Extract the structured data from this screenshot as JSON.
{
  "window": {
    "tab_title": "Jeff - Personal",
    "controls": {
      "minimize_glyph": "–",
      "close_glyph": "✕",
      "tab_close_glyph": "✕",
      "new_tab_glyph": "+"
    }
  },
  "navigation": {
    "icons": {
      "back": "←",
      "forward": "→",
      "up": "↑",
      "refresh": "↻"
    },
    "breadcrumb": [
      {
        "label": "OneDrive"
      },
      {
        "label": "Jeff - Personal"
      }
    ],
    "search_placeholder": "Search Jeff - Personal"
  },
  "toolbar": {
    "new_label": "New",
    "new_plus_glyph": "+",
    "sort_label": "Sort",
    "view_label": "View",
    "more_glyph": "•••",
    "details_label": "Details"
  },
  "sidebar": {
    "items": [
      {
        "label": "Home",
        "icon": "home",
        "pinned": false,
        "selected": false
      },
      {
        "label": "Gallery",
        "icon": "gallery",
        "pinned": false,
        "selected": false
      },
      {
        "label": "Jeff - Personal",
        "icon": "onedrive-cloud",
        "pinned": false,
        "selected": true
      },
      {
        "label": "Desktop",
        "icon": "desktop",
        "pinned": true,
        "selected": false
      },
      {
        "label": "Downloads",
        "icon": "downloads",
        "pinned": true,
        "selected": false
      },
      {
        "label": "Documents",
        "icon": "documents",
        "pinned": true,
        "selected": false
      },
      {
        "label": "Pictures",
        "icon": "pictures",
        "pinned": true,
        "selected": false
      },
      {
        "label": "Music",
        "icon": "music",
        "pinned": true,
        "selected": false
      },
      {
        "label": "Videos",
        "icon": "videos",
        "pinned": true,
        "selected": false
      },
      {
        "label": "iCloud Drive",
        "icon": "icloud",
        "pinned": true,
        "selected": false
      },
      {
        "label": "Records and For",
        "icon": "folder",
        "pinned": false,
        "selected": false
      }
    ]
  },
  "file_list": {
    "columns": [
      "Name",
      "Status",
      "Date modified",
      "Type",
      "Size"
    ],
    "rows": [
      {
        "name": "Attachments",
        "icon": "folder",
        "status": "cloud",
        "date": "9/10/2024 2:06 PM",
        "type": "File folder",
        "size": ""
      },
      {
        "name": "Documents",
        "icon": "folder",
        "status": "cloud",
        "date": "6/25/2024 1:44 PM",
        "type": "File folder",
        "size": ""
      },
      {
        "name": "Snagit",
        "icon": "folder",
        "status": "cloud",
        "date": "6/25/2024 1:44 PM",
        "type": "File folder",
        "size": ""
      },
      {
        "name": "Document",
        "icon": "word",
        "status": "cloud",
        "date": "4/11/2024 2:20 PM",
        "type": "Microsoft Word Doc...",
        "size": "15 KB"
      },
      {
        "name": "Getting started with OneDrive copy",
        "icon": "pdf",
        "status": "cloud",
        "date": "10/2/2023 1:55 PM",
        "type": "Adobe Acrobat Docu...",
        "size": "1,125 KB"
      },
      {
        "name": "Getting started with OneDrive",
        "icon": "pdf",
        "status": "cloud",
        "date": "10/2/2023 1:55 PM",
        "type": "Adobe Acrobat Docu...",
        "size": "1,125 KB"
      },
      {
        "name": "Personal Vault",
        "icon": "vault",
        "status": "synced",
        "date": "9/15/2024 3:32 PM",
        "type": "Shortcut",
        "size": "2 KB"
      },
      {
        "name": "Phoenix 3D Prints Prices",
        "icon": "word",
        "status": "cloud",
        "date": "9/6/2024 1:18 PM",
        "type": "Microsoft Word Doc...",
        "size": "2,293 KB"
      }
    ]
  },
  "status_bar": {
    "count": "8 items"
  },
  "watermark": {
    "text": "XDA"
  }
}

--

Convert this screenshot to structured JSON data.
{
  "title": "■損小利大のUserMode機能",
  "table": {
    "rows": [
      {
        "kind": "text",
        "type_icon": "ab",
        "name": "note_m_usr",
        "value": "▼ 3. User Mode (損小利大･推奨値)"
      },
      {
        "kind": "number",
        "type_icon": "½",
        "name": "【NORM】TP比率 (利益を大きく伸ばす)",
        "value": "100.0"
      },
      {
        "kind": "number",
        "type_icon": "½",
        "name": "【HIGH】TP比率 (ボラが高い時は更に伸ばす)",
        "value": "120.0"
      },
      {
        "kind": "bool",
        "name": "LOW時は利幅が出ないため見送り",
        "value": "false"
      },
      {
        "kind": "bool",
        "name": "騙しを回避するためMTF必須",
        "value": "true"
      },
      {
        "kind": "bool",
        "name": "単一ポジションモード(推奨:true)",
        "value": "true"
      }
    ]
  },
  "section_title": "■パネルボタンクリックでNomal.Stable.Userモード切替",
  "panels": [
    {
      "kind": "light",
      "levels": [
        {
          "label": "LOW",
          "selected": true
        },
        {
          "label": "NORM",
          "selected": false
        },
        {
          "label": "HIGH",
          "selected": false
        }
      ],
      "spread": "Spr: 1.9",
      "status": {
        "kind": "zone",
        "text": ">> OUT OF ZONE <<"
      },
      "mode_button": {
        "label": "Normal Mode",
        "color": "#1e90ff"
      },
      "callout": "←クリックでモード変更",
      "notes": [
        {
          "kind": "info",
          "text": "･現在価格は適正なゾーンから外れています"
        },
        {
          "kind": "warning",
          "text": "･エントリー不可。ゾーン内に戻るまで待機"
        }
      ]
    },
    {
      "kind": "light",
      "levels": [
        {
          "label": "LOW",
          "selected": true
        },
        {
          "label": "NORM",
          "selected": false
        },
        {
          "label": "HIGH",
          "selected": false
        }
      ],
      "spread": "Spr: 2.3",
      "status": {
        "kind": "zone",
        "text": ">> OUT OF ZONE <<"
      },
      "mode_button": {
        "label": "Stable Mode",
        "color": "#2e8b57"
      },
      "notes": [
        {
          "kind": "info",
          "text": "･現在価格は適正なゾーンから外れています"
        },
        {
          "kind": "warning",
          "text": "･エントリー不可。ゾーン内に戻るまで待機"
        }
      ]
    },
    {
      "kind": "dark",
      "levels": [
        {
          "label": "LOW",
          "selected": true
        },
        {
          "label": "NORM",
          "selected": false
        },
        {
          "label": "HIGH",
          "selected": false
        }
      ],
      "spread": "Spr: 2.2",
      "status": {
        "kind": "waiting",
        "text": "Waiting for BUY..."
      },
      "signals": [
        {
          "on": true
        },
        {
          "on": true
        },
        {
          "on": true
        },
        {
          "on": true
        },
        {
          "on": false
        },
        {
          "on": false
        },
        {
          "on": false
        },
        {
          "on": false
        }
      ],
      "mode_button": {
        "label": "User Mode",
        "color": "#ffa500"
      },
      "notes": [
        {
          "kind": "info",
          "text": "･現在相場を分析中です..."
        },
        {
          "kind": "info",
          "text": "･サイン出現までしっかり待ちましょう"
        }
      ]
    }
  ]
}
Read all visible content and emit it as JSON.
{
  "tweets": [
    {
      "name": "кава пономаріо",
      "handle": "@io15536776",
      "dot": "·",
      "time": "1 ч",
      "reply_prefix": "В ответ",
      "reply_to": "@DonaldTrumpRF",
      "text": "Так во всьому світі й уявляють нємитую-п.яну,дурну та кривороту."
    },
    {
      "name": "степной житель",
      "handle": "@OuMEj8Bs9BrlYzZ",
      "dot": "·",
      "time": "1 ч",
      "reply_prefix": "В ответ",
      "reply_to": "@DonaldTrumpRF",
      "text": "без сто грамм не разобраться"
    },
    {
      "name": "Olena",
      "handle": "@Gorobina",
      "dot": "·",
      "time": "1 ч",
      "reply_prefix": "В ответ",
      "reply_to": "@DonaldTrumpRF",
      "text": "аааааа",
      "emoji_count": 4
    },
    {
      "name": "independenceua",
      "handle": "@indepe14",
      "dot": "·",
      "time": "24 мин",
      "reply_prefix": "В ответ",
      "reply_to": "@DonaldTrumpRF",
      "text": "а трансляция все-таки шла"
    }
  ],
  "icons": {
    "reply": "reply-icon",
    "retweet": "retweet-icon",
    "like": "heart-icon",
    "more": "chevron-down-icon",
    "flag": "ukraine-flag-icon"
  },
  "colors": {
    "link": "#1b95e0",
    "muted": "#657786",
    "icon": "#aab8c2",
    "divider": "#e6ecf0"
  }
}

Your goal — State how many lines of the listing above hold the word "TP比率", with nothing but the number.

Task answer — 2